(Recorded data)
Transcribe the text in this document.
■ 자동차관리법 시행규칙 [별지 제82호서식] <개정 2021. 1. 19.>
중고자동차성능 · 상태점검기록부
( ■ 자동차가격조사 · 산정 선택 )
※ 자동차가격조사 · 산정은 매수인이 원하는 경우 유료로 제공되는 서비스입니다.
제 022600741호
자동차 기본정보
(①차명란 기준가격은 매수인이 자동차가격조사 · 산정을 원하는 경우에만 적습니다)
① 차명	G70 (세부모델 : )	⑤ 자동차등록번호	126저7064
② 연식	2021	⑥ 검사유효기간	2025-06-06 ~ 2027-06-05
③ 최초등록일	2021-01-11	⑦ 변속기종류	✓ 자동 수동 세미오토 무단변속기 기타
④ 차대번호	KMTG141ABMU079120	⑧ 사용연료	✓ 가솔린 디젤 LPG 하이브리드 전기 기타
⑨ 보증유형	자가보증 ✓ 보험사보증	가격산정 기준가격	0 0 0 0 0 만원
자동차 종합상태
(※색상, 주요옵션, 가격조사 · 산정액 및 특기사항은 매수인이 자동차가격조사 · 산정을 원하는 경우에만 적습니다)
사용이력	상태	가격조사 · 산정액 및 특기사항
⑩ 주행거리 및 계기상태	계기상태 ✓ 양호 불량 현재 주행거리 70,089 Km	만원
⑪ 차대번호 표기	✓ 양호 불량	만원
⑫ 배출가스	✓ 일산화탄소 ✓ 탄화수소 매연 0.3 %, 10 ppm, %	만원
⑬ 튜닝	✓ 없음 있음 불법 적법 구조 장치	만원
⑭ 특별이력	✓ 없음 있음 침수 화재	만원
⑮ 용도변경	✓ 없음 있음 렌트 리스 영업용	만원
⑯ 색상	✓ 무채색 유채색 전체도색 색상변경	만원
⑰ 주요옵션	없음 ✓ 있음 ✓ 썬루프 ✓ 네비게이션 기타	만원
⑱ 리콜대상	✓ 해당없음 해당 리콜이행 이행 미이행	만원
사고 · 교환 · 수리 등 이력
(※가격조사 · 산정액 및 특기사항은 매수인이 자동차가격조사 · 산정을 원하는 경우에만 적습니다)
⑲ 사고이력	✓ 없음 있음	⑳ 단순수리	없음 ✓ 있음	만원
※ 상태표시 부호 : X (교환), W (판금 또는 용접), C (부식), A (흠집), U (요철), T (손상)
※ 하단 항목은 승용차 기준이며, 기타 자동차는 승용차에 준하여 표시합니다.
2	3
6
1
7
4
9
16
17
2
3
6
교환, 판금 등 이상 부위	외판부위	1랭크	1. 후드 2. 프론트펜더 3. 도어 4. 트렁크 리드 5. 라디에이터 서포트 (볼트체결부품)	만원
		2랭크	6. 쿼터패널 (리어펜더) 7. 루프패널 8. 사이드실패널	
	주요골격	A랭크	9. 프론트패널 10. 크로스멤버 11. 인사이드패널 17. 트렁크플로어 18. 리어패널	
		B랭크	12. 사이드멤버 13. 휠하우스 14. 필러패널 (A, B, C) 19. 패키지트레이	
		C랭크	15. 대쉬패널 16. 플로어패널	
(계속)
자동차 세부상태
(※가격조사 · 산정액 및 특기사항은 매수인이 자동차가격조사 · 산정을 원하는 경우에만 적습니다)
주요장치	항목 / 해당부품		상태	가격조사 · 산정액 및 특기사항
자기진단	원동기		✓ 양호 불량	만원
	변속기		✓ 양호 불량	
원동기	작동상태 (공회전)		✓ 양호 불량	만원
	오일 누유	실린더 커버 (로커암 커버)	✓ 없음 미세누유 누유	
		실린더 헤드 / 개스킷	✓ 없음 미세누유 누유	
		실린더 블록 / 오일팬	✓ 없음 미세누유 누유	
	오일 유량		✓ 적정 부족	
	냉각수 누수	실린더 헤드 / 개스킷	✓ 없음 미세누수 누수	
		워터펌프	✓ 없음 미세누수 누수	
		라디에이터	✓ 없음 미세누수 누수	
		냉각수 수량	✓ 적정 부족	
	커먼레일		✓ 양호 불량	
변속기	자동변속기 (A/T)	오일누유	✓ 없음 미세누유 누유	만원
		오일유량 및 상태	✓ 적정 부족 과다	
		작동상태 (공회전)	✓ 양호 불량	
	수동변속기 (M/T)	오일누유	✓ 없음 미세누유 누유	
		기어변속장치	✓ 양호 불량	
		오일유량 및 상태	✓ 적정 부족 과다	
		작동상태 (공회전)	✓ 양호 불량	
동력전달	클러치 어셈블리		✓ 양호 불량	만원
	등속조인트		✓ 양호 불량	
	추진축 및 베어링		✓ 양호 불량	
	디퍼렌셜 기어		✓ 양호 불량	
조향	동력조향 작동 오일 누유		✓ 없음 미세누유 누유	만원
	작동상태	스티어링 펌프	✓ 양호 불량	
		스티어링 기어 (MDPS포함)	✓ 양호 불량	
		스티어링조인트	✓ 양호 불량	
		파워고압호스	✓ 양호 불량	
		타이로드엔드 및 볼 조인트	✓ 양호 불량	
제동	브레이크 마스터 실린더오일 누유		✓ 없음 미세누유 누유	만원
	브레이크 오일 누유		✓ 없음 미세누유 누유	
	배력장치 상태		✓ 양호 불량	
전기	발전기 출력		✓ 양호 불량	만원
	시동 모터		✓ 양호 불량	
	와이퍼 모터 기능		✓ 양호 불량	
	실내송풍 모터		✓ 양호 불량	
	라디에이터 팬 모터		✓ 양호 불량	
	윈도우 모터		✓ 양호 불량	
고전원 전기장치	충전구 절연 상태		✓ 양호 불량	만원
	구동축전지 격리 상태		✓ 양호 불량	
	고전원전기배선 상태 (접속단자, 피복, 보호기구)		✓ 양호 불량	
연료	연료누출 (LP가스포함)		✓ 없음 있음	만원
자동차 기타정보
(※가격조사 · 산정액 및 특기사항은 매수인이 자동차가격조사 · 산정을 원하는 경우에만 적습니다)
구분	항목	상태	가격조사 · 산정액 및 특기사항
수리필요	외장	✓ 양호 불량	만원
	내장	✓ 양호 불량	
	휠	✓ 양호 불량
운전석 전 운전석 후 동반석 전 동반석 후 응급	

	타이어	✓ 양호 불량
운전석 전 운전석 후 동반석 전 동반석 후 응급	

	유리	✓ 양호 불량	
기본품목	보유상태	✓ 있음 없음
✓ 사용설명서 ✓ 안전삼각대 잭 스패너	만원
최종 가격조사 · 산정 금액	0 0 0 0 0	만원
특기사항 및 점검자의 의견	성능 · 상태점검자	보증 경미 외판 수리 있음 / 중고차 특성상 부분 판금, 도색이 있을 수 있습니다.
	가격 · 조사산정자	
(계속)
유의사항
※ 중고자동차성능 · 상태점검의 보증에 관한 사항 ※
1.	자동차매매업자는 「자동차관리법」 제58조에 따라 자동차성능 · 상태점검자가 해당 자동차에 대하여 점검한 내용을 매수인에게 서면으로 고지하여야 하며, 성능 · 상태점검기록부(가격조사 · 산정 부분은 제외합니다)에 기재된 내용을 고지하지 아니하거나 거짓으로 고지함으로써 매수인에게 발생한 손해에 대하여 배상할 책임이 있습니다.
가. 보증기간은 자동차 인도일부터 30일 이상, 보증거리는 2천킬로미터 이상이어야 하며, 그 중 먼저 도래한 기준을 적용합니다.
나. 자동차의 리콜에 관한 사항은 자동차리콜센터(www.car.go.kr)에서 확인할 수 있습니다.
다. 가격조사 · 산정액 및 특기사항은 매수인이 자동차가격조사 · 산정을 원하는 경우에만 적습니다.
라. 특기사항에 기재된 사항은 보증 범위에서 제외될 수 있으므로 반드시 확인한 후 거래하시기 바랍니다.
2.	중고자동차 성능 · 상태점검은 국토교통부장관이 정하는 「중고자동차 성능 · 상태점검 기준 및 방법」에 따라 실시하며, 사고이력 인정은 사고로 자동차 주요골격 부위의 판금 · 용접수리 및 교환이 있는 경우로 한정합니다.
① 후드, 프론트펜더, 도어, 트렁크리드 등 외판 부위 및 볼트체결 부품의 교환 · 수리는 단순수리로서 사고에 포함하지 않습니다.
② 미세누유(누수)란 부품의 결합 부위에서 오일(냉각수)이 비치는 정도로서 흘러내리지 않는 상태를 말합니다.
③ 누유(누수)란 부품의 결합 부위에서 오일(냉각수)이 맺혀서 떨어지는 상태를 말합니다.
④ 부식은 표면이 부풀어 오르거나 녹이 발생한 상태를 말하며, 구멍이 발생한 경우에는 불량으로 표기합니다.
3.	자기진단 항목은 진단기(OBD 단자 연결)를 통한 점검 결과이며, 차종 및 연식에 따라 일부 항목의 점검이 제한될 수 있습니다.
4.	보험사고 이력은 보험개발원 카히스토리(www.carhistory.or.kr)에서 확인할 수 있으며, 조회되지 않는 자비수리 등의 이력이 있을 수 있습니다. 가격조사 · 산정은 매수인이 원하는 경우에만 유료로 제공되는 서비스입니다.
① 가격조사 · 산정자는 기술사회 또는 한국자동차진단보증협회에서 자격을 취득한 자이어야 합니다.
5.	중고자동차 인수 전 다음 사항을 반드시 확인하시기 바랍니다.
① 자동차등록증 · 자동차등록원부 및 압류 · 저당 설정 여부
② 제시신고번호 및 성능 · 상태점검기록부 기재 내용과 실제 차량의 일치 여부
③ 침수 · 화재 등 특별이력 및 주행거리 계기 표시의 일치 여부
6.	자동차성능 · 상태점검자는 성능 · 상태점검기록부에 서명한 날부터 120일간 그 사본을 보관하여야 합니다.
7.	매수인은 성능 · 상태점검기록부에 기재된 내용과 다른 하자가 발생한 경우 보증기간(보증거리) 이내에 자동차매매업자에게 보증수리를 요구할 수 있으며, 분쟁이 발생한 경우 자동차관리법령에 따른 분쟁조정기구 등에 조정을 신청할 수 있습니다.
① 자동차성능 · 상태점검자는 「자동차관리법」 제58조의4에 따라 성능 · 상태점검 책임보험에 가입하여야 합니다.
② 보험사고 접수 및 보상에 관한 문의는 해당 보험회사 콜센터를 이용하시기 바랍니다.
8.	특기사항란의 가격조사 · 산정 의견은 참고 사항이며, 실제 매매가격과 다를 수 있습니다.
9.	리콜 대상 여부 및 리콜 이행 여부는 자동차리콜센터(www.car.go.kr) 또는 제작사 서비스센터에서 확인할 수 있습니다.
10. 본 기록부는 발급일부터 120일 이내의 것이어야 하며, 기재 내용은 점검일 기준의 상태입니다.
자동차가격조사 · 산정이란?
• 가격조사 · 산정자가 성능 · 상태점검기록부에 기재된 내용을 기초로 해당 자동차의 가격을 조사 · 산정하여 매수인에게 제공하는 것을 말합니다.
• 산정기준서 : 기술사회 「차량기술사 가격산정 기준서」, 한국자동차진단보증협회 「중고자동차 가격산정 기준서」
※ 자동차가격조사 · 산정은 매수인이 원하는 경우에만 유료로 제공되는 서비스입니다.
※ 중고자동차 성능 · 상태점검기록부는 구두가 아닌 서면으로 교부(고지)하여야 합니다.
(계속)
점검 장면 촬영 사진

## Instruction
Within the entries above, report how many lines include "미세누유", and keep the answer to the number.

## Full response
9